Given text:
What a difference eight years makes in the world of rock ‘n’ roll.
When Bob Dylan first toured with The Band in 1966, they were met with critical scorn and consumer agitation as the Minnesota singer-songwriter took his shocking concept of going electric at the Newport Folk Festival the year before to an entirely new level. Across three continents, the group was met with heckles and walk-outs from fans as their plugged-in swagger was deemed heretical by loyalists to Bob’s original folkways.
The next eight years saw Dylan recede from the spotlight of touring life, opting to give up the road in favor of raising his family and recording such exploratory studio classics as John Wesley Harding, Nashville Skyline, Self Portrait, New Morning and the soundtrack to Sam Peckinpah’s Pat Garrett And Billy The Kid. But then, in 1973, David Geffen lured Bob away from his longtime home at Columbia Records to his Asylum imprint and, with the help of legendary concert promoter Bill Graham, convinced the Bard to reunite with his boys in The Band for a new album and North American tour.
The resulting title, 1974’s Planet Waves, was a deep look into Dylan’s personal life and something of a sentimental journey honoring his marriage to Sara Lownds, a union that would begin to disintegrate a year later and chronicled on his 1975 masterpiece Blood On The Tracks. The LP was a modest success, shipping gold and reaching No. 1 on the Billboard album chart. But what really blew up was the tour with his reunited Band mates in support of Planet Waves, where the six men experienced the polar opposite of the reception they received back in ’66. In fact, it’s even been said this ’74 tour set the template for arena rock concerts for decades to come, as Dylan and The Band played 30 dates in 42 days, sometimes doubling up on sets in a single day.

Supplied records:
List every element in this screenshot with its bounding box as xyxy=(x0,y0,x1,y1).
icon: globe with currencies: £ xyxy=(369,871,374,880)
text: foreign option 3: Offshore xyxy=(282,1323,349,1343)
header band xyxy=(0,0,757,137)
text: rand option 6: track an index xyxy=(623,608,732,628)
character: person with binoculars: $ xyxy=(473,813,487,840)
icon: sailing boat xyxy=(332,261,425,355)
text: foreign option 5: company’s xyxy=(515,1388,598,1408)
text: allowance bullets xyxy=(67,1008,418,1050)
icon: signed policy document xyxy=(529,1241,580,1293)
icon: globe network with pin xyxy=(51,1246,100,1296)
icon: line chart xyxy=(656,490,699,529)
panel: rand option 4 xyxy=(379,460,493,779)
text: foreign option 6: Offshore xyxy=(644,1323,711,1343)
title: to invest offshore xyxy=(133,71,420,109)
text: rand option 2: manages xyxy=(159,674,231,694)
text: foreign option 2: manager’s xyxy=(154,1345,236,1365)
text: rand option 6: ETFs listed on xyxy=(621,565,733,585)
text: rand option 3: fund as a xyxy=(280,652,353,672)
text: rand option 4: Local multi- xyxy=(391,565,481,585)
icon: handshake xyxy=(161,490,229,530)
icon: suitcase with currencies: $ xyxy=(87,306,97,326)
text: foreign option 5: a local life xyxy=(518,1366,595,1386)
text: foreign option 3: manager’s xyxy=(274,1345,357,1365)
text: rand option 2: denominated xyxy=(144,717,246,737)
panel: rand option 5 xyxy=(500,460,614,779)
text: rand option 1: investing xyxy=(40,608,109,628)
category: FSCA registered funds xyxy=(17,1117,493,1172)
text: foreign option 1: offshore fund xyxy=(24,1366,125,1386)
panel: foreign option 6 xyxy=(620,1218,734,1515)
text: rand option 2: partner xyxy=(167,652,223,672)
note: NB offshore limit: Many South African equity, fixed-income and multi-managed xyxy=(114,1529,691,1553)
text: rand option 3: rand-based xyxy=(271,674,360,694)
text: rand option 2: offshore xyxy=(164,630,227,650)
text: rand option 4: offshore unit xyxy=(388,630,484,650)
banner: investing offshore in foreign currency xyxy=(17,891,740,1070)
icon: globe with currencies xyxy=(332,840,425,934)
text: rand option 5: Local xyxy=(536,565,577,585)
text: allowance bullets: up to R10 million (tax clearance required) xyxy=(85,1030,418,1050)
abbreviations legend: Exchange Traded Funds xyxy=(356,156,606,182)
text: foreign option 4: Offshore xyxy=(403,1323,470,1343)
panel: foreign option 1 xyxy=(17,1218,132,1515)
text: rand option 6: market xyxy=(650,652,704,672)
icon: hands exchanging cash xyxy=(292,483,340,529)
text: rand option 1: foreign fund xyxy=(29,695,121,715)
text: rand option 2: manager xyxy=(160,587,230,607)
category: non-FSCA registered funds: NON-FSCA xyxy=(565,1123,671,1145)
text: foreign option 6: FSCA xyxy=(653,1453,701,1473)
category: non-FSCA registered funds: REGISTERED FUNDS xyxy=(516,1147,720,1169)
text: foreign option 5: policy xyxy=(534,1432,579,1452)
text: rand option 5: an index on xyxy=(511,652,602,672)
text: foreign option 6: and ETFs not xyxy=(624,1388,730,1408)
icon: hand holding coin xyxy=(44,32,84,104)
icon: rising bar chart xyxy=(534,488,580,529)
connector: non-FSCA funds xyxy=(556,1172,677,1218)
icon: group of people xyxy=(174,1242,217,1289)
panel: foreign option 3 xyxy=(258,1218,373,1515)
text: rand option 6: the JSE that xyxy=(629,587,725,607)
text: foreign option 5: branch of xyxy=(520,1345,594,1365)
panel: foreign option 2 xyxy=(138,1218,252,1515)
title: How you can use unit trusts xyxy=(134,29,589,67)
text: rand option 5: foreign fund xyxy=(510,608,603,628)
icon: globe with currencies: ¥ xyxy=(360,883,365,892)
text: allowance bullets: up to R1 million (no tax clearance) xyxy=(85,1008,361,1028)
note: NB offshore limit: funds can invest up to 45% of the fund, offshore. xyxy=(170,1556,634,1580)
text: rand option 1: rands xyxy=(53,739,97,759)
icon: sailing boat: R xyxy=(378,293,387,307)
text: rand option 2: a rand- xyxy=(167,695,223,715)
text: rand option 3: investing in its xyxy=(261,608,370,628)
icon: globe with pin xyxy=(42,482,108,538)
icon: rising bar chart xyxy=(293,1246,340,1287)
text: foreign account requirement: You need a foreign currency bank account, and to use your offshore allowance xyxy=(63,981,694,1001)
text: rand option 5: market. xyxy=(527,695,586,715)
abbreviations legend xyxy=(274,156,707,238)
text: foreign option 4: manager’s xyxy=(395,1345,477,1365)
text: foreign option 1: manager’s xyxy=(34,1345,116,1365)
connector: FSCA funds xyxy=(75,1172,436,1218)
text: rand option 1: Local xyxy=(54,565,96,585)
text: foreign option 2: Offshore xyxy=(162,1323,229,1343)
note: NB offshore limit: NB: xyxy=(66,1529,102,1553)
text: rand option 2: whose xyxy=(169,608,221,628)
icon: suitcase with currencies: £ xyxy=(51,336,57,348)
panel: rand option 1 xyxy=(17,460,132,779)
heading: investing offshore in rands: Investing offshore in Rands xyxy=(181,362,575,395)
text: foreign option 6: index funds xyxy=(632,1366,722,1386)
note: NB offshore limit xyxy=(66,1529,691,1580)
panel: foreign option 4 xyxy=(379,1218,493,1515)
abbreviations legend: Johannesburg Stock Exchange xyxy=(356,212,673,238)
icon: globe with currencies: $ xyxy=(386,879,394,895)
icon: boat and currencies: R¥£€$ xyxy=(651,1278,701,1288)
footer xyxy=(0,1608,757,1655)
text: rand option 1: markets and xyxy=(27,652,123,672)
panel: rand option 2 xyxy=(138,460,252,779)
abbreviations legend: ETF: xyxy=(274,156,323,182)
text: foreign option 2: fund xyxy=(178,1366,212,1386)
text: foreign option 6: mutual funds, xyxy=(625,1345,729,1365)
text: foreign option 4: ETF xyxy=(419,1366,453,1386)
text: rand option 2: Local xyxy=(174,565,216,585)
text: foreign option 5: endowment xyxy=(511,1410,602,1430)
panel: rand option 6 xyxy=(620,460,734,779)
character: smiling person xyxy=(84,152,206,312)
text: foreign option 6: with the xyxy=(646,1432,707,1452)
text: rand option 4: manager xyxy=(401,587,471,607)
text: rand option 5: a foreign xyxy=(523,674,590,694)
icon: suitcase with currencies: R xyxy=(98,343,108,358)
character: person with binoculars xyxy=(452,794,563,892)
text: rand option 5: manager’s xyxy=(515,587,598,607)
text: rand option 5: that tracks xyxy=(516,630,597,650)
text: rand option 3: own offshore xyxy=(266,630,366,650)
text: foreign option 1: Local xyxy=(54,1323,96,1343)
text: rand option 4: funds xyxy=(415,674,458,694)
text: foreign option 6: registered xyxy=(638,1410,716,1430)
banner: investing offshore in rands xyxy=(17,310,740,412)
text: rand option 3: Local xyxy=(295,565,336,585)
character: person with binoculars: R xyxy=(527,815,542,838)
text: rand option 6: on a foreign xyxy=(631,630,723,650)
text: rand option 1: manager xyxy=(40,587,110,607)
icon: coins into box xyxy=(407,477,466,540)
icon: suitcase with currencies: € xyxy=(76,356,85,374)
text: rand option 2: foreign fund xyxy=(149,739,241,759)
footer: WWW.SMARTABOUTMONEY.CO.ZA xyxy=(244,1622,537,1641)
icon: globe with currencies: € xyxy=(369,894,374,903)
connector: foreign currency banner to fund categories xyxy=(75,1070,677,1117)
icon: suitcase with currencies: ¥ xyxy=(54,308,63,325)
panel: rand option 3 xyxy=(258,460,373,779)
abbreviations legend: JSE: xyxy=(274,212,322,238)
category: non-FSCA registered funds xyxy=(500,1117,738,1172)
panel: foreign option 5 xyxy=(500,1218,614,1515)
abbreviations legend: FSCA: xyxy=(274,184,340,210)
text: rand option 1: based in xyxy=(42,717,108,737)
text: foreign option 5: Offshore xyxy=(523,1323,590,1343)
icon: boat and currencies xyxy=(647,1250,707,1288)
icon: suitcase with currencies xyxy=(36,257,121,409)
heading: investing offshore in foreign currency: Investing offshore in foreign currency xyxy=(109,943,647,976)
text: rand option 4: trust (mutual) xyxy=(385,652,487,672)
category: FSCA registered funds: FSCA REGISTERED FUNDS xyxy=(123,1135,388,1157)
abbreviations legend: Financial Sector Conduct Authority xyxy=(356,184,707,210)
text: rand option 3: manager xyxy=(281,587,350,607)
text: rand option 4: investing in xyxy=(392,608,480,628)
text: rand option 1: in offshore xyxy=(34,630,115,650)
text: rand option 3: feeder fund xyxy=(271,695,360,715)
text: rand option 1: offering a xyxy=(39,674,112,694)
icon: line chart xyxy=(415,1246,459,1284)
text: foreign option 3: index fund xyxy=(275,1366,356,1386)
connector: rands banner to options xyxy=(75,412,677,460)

Actions to take:
- a) Answer these questions from the text on Dylan and The Band, one answer per line:
(i) In what year did Dylan first tour with The Band?
(ii) To which record label did David Geffen lure Dylan?
(iii) How many dates did Dylan and The Band play on the 1974 tour, and over how many days?
- b) Reproduce the passage of the text on Dylan and The Band that begins at the words "The next eight" and stops after the words "North American tour.".
- c) From the text on Dylan and The Band, list every recording it names as made during the eight years when Dylan stayed off the road.

Per-task outputs:
- a)
(i) 1966
(ii) Asylum
(iii) 30 dates in 42 days

- b)
The next eight years saw Dylan recede from the spotlight of touring life, opting to give up the road in favor of raising his family and recording such exploratory studio classics as John Wesley Harding, Nashville Skyline, Self Portrait, New Morning and the soundtrack to Sam Peckinpah’s Pat Garrett And Billy The Kid. But then, in 1973, David Geffen lured Bob away from his longtime home at Columbia Records to his Asylum imprint and, with the help of legendary concert promoter Bill Graham, convinced the Bard to reunite with his boys in The Band for a new album and North American tour.

- c)
- John Wesley Harding
- Nashville Skyline
- Self Portrait
- New Morning
- The soundtrack to Sam Peckinpah's Pat Garrett And Billy The Kid